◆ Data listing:
* BEGIN *

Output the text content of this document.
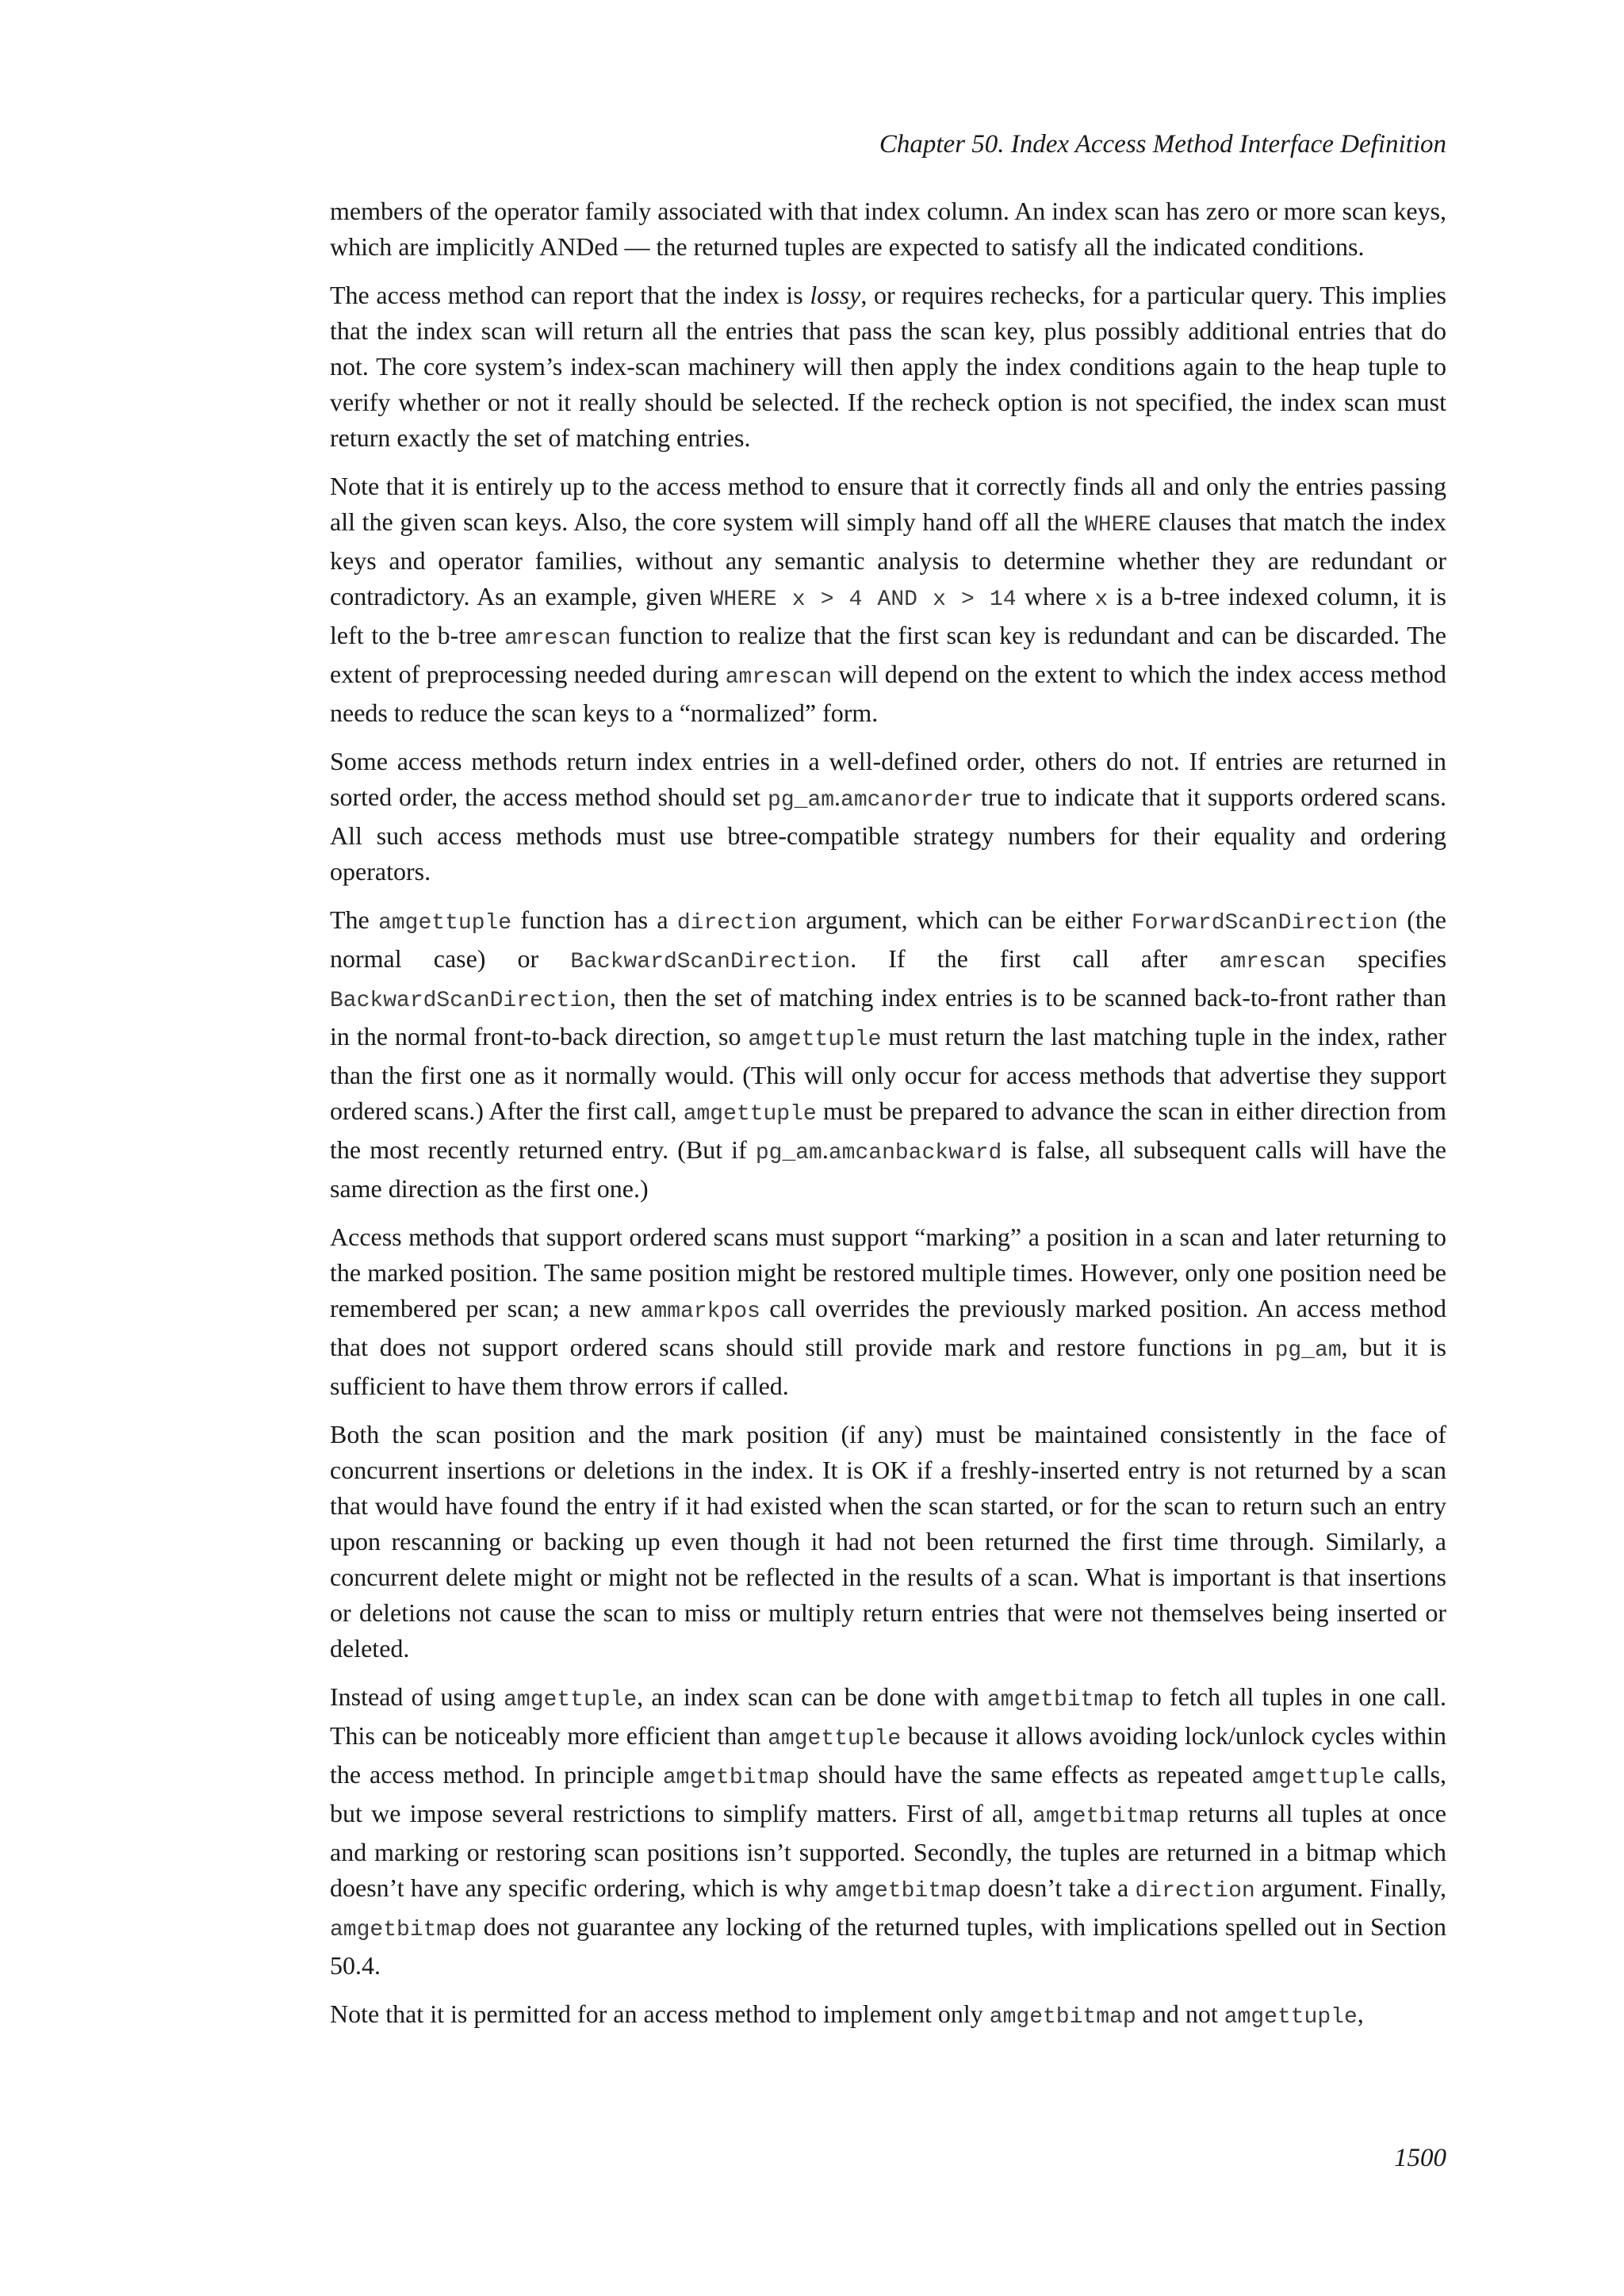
Chapter 50. Index Access Method Interface Definition

members of the operator family associated with that index column. An index scan has zero or more scan keys, which are implicitly ANDed — the returned tuples are expected to satisfy all the indicated conditions.

The access method can report that the index is lossy, or requires rechecks, for a particular query. This implies that the index scan will return all the entries that pass the scan key, plus possibly additional entries that do not. The core system’s index-scan machinery will then apply the index conditions again to the heap tuple to verify whether or not it really should be selected. If the recheck option is not specified, the index scan must return exactly the set of matching entries.

Note that it is entirely up to the access method to ensure that it correctly finds all and only the entries passing all the given scan keys. Also, the core system will simply hand off all the WHERE clauses that match the index keys and operator families, without any semantic analysis to determine whether they are redundant or contradictory. As an example, given WHERE x > 4 AND x > 14 where x is a b-tree indexed column, it is left to the b-tree amrescan function to realize that the first scan key is redundant and can be discarded. The extent of preprocessing needed during amrescan will depend on the extent to which the index access method needs to reduce the scan keys to a “normalized” form.

Some access methods return index entries in a well-defined order, others do not. If entries are returned in sorted order, the access method should set pg_am.amcanorder true to indicate that it supports ordered scans. All such access methods must use btree-compatible strategy numbers for their equality and ordering operators.

The amgettuple function has a direction argument, which can be either ForwardScanDirection (the normal case) or BackwardScanDirection. If the first call after amrescan specifies BackwardScanDirection, then the set of matching index entries is to be scanned back-to-front rather than in the normal front-to-back direction, so amgettuple must return the last matching tuple in the index, rather than the first one as it normally would. (This will only occur for access methods that advertise they support ordered scans.) After the first call, amgettuple must be prepared to advance the scan in either direction from the most recently returned entry. (But if pg_am.amcanbackward is false, all subsequent calls will have the same direction as the first one.)

Access methods that support ordered scans must support “marking” a position in a scan and later returning to the marked position. The same position might be restored multiple times. However, only one position need be remembered per scan; a new ammarkpos call overrides the previously marked position. An access method that does not support ordered scans should still provide mark and restore functions in pg_am, but it is sufficient to have them throw errors if called.

Both the scan position and the mark position (if any) must be maintained consistently in the face of concurrent insertions or deletions in the index. It is OK if a freshly-inserted entry is not returned by a scan that would have found the entry if it had existed when the scan started, or for the scan to return such an entry upon rescanning or backing up even though it had not been returned the first time through. Similarly, a concurrent delete might or might not be reflected in the results of a scan. What is important is that insertions or deletions not cause the scan to miss or multiply return entries that were not themselves being inserted or deleted.

Instead of using amgettuple, an index scan can be done with amgetbitmap to fetch all tuples in one call. This can be noticeably more efficient than amgettuple because it allows avoiding lock/unlock cycles within the access method. In principle amgetbitmap should have the same effects as repeated amgettuple calls, but we impose several restrictions to simplify matters. First of all, amgetbitmap returns all tuples at once and marking or restoring scan positions isn’t supported. Secondly, the tuples are returned in a bitmap which doesn’t have any specific ordering, which is why amgetbitmap doesn’t take a direction argument. Finally, amgetbitmap does not guarantee any locking of the returned tuples, with implications spelled out in Section 50.4.

Note that it is permitted for an access method to implement only amgetbitmap and not amgettuple,

1500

* END *

◆ Exercise directions:
Copy out every line from the material above in which the word "such" appears.

◆ Response below:
Some access methods return index entries in a well-defined order, others do not. If entries are returned in sorted order, the access method should set pg_am.amcanorder true to indicate that it supports ordered scans. All such access methods must use btree-compatible strategy numbers for their equality and ordering operators.
Both the scan position and the mark position (if any) must be maintained consistently in the face of concurrent insertions or deletions in the index. It is OK if a freshly-inserted entry is not returned by a scan that would have found the entry if it had existed when the scan started, or for the scan to return such an entry upon rescanning or backing up even though it had not been returned the first time through. Similarly, a concurrent delete might or might not be reflected in the results of a scan. What is important is that insertions or deletions not cause the scan to miss or multiply return entries that were not themselves being inserted or deleted.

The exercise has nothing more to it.